* Exercise goal
Each record is to be printed again precisely as it reads.

* Task inputs
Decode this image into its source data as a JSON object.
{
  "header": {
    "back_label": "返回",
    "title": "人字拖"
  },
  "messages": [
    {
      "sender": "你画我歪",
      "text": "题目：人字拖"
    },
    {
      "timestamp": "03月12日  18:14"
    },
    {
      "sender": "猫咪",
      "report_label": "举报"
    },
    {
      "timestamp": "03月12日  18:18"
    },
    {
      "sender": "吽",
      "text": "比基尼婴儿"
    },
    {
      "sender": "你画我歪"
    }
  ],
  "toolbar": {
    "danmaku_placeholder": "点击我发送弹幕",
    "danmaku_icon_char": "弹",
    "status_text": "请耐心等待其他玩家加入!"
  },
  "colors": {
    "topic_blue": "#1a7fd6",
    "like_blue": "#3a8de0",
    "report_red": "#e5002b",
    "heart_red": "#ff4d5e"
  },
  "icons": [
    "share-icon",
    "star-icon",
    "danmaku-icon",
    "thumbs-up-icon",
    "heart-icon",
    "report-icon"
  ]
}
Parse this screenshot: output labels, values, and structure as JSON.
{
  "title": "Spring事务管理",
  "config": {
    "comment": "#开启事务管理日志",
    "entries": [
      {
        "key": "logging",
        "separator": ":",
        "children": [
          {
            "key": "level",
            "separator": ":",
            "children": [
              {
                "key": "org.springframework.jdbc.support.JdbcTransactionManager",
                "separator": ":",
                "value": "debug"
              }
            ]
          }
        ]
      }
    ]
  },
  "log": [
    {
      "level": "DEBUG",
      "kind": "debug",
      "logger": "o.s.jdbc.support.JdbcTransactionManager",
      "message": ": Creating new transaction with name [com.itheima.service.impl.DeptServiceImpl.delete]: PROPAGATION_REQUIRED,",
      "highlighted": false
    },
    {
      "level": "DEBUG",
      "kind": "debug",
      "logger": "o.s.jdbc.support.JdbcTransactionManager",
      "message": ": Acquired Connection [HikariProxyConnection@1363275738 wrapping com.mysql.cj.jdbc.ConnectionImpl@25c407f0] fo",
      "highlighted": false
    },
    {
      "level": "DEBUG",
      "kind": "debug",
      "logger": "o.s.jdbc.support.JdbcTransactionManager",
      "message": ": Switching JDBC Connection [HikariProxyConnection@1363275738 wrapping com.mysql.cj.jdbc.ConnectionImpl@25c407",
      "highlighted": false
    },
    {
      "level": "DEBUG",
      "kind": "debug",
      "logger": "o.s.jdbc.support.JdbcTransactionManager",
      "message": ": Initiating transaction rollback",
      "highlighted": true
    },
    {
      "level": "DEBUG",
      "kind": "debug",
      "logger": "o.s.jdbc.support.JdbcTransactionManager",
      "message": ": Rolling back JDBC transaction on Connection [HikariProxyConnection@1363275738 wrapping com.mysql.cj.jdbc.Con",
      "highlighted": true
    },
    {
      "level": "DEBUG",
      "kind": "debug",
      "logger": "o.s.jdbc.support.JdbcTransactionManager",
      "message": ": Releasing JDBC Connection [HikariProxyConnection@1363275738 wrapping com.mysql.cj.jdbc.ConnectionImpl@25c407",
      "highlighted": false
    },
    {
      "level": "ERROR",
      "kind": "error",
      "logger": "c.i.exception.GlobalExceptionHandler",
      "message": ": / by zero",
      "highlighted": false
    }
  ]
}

* Result of this task
Decode this image into its source data as a JSON object.
{
  "header": {
    "back_label": "返回",
    "title": "人字拖"
  },
  "messages": [
    {
      "sender": "你画我歪",
      "text": "题目：人字拖"
    },
    {
      "timestamp": "03月12日  18:14"
    },
    {
      "sender": "猫咪",
      "report_label": "举报"
    },
    {
      "timestamp": "03月12日  18:18"
    },
    {
      "sender": "吽",
      "text": "比基尼婴儿"
    },
    {
      "sender": "你画我歪"
    }
  ],
  "toolbar": {
    "danmaku_placeholder": "点击我发送弹幕",
    "danmaku_icon_char": "弹",
    "status_text": "请耐心等待其他玩家加入!"
  },
  "colors": {
    "topic_blue": "#1a7fd6",
    "like_blue": "#3a8de0",
    "report_red": "#e5002b",
    "heart_red": "#ff4d5e"
  },
  "icons": [
    "share-icon",
    "star-icon",
    "danmaku-icon",
    "thumbs-up-icon",
    "heart-icon",
    "report-icon"
  ]
}
Parse this screenshot: output labels, values, and structure as JSON.
{
  "title": "Spring事务管理",
  "config": {
    "comment": "#开启事务管理日志",
    "entries": [
      {
        "key": "logging",
        "separator": ":",
        "children": [
          {
            "key": "level",
            "separator": ":",
            "children": [
              {
                "key": "org.springframework.jdbc.support.JdbcTransactionManager",
                "separator": ":",
                "value": "debug"
              }
            ]
          }
        ]
      }
    ]
  },
  "log": [
    {
      "level": "DEBUG",
      "kind": "debug",
      "logger": "o.s.jdbc.support.JdbcTransactionManager",
      "message": ": Creating new transaction with name [com.itheima.service.impl.DeptServiceImpl.delete]: PROPAGATION_REQUIRED,",
      "highlighted": false
    },
    {
      "level": "DEBUG",
      "kind": "debug",
      "logger": "o.s.jdbc.support.JdbcTransactionManager",
      "message": ": Acquired Connection [HikariProxyConnection@1363275738 wrapping com.mysql.cj.jdbc.ConnectionImpl@25c407f0] fo",
      "highlighted": false
    },
    {
      "level": "DEBUG",
      "kind": "debug",
      "logger": "o.s.jdbc.support.JdbcTransactionManager",
      "message": ": Switching JDBC Connection [HikariProxyConnection@1363275738 wrapping com.mysql.cj.jdbc.ConnectionImpl@25c407",
      "highlighted": false
    },
    {
      "level": "DEBUG",
      "kind": "debug",
      "logger": "o.s.jdbc.support.JdbcTransactionManager",
      "message": ": Initiating transaction rollback",
      "highlighted": true
    },
    {
      "level": "DEBUG",
      "kind": "debug",
      "logger": "o.s.jdbc.support.JdbcTransactionManager",
      "message": ": Rolling back JDBC transaction on Connection [HikariProxyConnection@1363275738 wrapping com.mysql.cj.jdbc.Con",
      "highlighted": true
    },
    {
      "level": "DEBUG",
      "kind": "debug",
      "logger": "o.s.jdbc.support.JdbcTransactionManager",
      "message": ": Releasing JDBC Connection [HikariProxyConnection@1363275738 wrapping com.mysql.cj.jdbc.ConnectionImpl@25c407",
      "highlighted": false
    },
    {
      "level": "ERROR",
      "kind": "error",
      "logger": "c.i.exception.GlobalExceptionHandler",
      "message": ": / by zero",
      "highlighted": false
    }
  ]
}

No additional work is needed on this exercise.